— start RECORDS —
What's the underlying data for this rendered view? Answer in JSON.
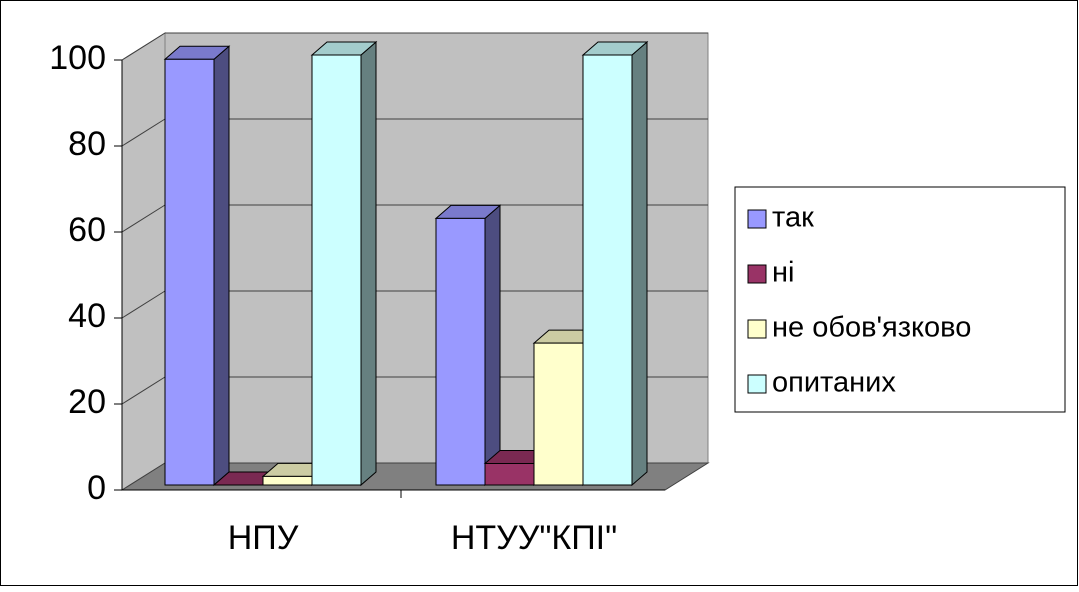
{
  "chart_data": {
    "type": "bar3d",
    "categories": [
      "НПУ",
      "НТУУ\"КПІ\""
    ],
    "series": [
      {
        "name": "так",
        "color": "#9999ff",
        "values": [
          99,
          62
        ]
      },
      {
        "name": "ні",
        "color": "#993366",
        "values": [
          0,
          5
        ]
      },
      {
        "name": "не обов'язково",
        "color": "#ffffcc",
        "values": [
          2,
          33
        ]
      },
      {
        "name": "опитаних",
        "color": "#ccffff",
        "values": [
          100,
          100
        ]
      }
    ],
    "ylim": [
      0,
      100
    ],
    "yticks": [
      0,
      20,
      40,
      60,
      80,
      100
    ],
    "grid": true,
    "legend": "right"
  }
}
— end RECORDS —
• _YOUR TASK_: Search the data for the string "color". List each line that has it.

• _EXERCISE SOLUTION_:
        "color": "#9999ff",
        "color": "#993366",
        "color": "#ffffcc",
        "color": "#ccffff",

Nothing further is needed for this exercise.